[START OF ITEMS]
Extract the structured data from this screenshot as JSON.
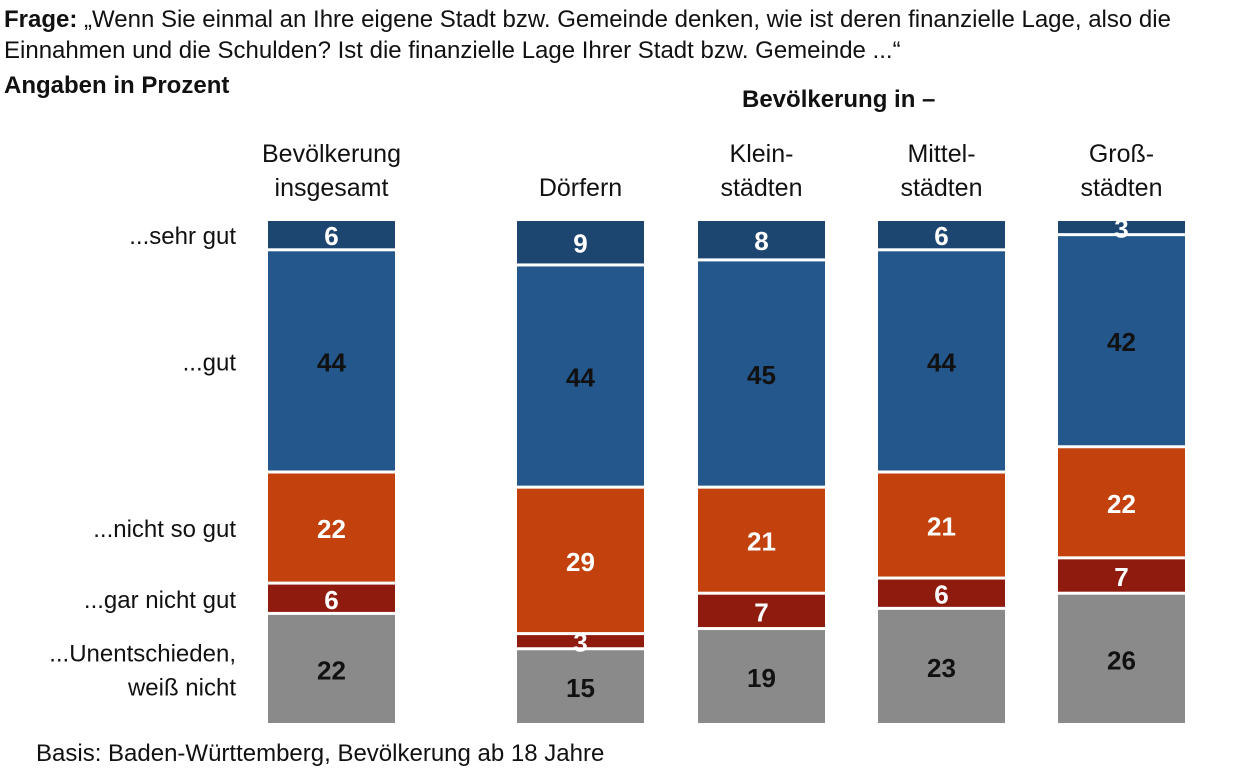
{
  "header": {
    "question_lead": "Frage:",
    "question_text": "„Wenn Sie einmal an Ihre eigene Stadt bzw. Gemeinde denken, wie ist deren finanzielle Lage, also die Einnahmen und die Schulden? Ist die finanzielle Lage Ihrer Stadt bzw. Gemeinde ...“",
    "subtitle": "Angaben in Prozent",
    "group_title": "Bevölkerung in –"
  },
  "footer": {
    "basis": "Basis: Baden-Württemberg, Bevölkerung ab 18 Jahre"
  },
  "colors": {
    "sehr_gut": "#1c4670",
    "gut": "#24578b",
    "nicht_so_gut": "#c2410c",
    "gar_nicht_gut": "#8e1b0e",
    "unentschieden": "#8a8a8a"
  },
  "chart_data": {
    "type": "bar",
    "stacked": true,
    "orientation": "vertical",
    "unit": "%",
    "categories": [
      [
        "Bevölkerung",
        "insgesamt"
      ],
      [
        "Dörfern"
      ],
      [
        "Klein-",
        "städten"
      ],
      [
        "Mittel-",
        "städten"
      ],
      [
        "Groß-",
        "städten"
      ]
    ],
    "series": [
      {
        "name": "...sehr gut",
        "values": [
          6,
          9,
          8,
          6,
          3
        ]
      },
      {
        "name": "...gut",
        "values": [
          44,
          44,
          45,
          44,
          42
        ]
      },
      {
        "name": "...nicht so gut",
        "values": [
          22,
          29,
          21,
          21,
          22
        ]
      },
      {
        "name": "...gar nicht gut",
        "values": [
          6,
          3,
          7,
          6,
          7
        ]
      },
      {
        "name": [
          "...Unentschieden,",
          "weiß nicht"
        ],
        "values": [
          22,
          15,
          19,
          23,
          26
        ]
      }
    ]
  }
}
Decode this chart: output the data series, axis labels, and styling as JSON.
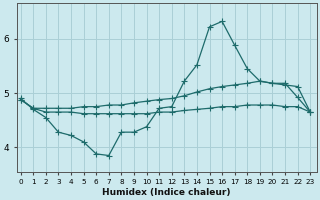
{
  "title": "",
  "xlabel": "Humidex (Indice chaleur)",
  "ylabel": "",
  "bg_color": "#cce9ee",
  "grid_color": "#aacfd6",
  "line_color": "#1e6b6b",
  "x_ticks": [
    0,
    1,
    2,
    3,
    4,
    5,
    6,
    7,
    8,
    9,
    10,
    11,
    12,
    13,
    14,
    15,
    16,
    17,
    18,
    19,
    20,
    21,
    22,
    23
  ],
  "y_ticks": [
    4,
    5,
    6
  ],
  "xlim": [
    -0.3,
    23.5
  ],
  "ylim": [
    3.55,
    6.65
  ],
  "line1_x": [
    0,
    1,
    2,
    3,
    4,
    5,
    6,
    7,
    8,
    9,
    10,
    11,
    12,
    13,
    14,
    15,
    16,
    17,
    18,
    19,
    20,
    21,
    22,
    23
  ],
  "line1_y": [
    4.9,
    4.7,
    4.55,
    4.28,
    4.22,
    4.1,
    3.88,
    3.85,
    4.28,
    4.28,
    4.38,
    4.72,
    4.75,
    5.22,
    5.52,
    6.22,
    6.32,
    5.88,
    5.45,
    5.22,
    5.18,
    5.18,
    4.92,
    4.65
  ],
  "line2_x": [
    0,
    1,
    2,
    3,
    4,
    5,
    6,
    7,
    8,
    9,
    10,
    11,
    12,
    13,
    14,
    15,
    16,
    17,
    18,
    19,
    20,
    21,
    22,
    23
  ],
  "line2_y": [
    4.88,
    4.72,
    4.72,
    4.72,
    4.72,
    4.75,
    4.75,
    4.78,
    4.78,
    4.82,
    4.85,
    4.88,
    4.9,
    4.95,
    5.02,
    5.08,
    5.12,
    5.15,
    5.18,
    5.22,
    5.18,
    5.15,
    5.12,
    4.65
  ],
  "line3_x": [
    0,
    1,
    2,
    3,
    4,
    5,
    6,
    7,
    8,
    9,
    10,
    11,
    12,
    13,
    14,
    15,
    16,
    17,
    18,
    19,
    20,
    21,
    22,
    23
  ],
  "line3_y": [
    4.88,
    4.72,
    4.65,
    4.65,
    4.65,
    4.62,
    4.62,
    4.62,
    4.62,
    4.62,
    4.62,
    4.65,
    4.65,
    4.68,
    4.7,
    4.72,
    4.75,
    4.75,
    4.78,
    4.78,
    4.78,
    4.75,
    4.75,
    4.65
  ]
}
[END OF ITEMS]
Search the preceding listing for "this" and extract every line where it is found.

Extract the structured data from this screenshot as JSON.
Decode this chart: output the data series, axis labels, and styling as JSON.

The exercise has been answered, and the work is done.